■ **Exercise requirements**
Locate every line that holds the string "document" and copy it.

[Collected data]
************
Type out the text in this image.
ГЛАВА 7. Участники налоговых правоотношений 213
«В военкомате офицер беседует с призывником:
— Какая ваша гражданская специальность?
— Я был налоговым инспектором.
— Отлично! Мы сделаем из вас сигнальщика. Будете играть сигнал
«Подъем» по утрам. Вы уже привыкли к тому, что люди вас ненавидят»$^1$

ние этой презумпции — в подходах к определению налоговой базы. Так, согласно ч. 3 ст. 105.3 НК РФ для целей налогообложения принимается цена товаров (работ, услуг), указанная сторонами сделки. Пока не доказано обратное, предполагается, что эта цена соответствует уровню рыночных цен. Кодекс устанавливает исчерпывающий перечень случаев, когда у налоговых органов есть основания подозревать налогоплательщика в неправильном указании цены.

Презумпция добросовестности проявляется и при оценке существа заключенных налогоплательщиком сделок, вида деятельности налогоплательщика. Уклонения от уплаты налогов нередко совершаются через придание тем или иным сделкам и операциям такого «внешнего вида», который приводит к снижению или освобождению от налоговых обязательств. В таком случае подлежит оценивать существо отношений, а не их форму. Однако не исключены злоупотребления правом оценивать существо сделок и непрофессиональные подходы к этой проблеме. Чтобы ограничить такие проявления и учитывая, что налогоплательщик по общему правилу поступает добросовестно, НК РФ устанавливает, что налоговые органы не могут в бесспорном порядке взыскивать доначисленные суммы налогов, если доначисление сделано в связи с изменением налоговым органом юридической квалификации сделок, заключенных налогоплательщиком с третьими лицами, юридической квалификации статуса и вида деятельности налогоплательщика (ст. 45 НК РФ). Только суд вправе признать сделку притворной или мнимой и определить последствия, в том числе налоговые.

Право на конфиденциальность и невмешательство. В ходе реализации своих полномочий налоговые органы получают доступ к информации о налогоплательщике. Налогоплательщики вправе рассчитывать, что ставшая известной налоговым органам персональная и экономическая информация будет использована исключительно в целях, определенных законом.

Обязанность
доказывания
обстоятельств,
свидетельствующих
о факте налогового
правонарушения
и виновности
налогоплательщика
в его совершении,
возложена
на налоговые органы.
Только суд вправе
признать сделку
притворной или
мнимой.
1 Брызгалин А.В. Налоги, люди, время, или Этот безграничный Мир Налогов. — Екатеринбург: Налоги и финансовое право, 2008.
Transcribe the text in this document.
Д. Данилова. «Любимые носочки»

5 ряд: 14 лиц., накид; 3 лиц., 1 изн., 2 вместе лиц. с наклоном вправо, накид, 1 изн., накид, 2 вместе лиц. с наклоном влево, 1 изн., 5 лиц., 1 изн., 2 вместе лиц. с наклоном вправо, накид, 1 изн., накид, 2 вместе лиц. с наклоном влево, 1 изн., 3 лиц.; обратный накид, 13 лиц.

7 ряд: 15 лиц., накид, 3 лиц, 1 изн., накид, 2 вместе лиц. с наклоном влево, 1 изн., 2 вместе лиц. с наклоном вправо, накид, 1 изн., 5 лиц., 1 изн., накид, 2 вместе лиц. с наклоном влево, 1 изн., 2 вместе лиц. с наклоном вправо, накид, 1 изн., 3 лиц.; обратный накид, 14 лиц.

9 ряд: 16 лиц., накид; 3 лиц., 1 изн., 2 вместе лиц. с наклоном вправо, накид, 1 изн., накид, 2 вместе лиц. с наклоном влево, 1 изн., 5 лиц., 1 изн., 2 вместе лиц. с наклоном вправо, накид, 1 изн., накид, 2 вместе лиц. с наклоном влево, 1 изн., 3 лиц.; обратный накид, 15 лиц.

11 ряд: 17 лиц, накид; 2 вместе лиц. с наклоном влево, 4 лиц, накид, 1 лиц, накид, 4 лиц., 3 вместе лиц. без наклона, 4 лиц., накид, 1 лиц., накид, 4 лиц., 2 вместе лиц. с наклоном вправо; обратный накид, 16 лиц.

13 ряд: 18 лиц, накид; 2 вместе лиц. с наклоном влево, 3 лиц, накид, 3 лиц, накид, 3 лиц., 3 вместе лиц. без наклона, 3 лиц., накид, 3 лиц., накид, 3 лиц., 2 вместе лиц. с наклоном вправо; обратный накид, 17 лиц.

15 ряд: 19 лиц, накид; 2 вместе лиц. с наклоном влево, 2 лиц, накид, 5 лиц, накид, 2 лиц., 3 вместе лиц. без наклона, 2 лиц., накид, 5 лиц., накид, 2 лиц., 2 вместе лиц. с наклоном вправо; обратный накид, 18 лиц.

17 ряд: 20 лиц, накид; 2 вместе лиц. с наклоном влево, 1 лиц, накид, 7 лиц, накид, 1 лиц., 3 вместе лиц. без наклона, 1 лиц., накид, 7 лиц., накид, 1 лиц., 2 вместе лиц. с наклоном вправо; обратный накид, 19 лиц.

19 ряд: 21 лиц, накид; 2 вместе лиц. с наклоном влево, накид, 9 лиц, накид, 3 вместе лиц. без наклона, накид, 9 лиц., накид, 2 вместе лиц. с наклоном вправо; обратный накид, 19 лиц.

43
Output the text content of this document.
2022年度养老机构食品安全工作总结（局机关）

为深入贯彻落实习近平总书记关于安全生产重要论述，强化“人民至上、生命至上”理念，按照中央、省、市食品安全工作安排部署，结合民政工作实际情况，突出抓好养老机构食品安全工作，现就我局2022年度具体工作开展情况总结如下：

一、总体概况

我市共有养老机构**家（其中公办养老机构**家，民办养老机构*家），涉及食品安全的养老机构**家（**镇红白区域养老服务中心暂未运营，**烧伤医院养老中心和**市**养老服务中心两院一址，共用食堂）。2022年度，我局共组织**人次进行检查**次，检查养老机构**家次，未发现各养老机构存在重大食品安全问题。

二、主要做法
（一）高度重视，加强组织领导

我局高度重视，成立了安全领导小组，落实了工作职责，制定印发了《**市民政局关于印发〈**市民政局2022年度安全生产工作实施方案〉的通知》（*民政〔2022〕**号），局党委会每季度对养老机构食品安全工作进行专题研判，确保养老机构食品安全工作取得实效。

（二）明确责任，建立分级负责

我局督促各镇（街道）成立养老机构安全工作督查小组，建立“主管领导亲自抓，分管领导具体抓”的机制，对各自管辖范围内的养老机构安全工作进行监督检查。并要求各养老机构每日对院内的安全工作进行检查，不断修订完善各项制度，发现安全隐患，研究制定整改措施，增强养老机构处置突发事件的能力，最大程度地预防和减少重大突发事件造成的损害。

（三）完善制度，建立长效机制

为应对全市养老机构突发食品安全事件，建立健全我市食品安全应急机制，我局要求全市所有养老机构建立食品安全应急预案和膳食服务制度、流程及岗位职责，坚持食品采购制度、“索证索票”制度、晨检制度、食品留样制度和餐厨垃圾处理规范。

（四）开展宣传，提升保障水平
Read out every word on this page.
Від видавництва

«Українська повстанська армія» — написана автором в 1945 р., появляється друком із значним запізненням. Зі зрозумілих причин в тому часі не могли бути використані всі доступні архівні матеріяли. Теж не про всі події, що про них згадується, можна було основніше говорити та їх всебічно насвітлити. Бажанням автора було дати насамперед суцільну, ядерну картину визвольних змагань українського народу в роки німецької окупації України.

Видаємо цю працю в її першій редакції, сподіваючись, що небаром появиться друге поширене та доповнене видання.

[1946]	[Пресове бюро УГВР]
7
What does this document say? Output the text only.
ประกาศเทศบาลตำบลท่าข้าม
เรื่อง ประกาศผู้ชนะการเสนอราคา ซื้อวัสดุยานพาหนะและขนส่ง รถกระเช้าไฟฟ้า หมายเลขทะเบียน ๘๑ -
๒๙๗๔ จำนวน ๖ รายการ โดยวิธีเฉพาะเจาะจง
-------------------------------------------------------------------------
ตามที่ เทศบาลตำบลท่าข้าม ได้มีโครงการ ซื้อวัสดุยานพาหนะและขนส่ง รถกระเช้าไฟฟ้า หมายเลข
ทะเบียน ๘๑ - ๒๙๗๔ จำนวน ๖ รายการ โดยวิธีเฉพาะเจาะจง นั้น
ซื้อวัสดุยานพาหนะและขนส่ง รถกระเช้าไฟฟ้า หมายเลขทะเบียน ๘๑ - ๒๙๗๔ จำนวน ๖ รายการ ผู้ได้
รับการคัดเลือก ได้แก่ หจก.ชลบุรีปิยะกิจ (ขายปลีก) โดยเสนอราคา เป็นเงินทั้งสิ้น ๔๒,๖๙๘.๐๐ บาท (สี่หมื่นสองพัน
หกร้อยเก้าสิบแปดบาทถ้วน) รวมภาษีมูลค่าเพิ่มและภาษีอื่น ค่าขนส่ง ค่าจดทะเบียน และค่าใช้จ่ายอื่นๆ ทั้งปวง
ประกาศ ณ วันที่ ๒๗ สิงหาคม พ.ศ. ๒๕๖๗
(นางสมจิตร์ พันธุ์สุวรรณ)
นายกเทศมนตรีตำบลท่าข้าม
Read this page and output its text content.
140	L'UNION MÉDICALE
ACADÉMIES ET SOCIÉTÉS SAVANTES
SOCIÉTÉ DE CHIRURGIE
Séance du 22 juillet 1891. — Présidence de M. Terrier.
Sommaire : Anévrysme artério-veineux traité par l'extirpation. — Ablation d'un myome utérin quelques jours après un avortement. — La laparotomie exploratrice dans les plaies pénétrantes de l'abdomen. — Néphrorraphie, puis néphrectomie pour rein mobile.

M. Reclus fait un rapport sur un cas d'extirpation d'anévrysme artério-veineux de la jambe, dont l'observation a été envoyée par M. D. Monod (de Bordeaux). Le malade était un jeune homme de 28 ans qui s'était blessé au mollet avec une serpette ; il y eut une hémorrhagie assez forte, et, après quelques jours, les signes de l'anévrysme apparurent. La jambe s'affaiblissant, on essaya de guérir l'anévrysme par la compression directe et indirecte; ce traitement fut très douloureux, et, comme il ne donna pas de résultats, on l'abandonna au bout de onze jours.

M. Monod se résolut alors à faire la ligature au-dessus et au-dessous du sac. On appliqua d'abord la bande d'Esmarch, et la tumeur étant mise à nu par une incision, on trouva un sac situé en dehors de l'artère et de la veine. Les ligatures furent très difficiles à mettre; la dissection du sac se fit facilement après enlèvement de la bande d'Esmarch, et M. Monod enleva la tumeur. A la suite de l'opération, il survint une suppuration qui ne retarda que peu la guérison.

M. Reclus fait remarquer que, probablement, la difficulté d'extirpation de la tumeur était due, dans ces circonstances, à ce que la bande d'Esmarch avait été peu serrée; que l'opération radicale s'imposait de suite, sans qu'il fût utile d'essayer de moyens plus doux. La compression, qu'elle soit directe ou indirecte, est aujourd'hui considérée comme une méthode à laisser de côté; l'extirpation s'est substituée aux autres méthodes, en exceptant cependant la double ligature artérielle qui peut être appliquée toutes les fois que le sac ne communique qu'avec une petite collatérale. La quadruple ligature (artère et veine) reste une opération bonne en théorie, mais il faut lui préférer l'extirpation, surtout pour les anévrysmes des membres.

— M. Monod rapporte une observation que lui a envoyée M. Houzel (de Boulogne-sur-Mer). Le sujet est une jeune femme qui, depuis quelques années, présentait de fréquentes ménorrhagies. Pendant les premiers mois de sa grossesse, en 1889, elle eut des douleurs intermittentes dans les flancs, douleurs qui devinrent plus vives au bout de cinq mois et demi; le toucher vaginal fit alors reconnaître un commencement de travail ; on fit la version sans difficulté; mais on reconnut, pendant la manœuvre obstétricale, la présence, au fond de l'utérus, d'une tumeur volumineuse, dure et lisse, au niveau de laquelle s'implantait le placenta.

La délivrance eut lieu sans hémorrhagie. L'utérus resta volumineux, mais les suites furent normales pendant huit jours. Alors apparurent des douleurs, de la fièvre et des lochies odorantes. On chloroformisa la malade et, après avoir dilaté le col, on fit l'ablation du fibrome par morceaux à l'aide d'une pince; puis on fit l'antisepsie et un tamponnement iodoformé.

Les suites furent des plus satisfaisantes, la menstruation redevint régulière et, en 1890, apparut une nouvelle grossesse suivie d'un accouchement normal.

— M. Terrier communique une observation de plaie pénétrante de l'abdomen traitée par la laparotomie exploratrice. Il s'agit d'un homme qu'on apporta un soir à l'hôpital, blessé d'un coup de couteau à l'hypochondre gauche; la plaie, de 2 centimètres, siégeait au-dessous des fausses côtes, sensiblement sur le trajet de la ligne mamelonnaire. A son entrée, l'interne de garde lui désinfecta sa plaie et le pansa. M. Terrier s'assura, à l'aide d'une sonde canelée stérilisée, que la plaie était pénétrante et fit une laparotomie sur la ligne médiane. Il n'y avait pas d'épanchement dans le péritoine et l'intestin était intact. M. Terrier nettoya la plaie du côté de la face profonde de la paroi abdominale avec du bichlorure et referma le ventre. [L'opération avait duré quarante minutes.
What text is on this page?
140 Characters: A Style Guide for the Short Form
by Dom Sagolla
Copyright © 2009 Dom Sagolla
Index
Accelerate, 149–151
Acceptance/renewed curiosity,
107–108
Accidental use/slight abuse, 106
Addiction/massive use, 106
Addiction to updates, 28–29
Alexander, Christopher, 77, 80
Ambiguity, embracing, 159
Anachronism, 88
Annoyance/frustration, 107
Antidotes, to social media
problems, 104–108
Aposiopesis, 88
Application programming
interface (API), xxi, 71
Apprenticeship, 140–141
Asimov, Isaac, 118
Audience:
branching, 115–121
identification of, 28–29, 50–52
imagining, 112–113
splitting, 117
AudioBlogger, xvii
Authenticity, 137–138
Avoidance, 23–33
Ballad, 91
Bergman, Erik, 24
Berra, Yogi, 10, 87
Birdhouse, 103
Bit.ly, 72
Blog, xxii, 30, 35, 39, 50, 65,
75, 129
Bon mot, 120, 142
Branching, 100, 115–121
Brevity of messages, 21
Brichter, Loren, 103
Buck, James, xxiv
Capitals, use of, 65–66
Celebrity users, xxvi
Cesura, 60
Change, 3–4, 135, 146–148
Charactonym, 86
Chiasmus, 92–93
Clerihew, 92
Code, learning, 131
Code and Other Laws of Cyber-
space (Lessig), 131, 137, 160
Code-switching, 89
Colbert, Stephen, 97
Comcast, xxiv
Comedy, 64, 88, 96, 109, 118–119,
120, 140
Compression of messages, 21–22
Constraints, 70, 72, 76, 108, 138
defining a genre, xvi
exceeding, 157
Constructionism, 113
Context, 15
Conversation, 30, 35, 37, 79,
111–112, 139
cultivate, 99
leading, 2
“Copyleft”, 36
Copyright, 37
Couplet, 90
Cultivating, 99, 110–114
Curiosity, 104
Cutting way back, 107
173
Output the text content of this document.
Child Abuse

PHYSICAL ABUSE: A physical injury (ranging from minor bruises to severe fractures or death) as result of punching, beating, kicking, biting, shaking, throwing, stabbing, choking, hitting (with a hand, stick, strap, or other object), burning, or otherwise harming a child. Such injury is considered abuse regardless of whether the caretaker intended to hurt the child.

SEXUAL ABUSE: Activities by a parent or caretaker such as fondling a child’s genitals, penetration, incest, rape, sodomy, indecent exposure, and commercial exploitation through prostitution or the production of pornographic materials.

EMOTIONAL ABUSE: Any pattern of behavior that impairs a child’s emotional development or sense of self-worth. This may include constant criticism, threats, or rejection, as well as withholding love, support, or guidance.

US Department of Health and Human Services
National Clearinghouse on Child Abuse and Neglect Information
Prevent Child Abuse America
************
■ **Complete response**
Transcribe the text in this document.
Output the text content of this document.
What does this document say? Output the text only.
Output the text content of this document.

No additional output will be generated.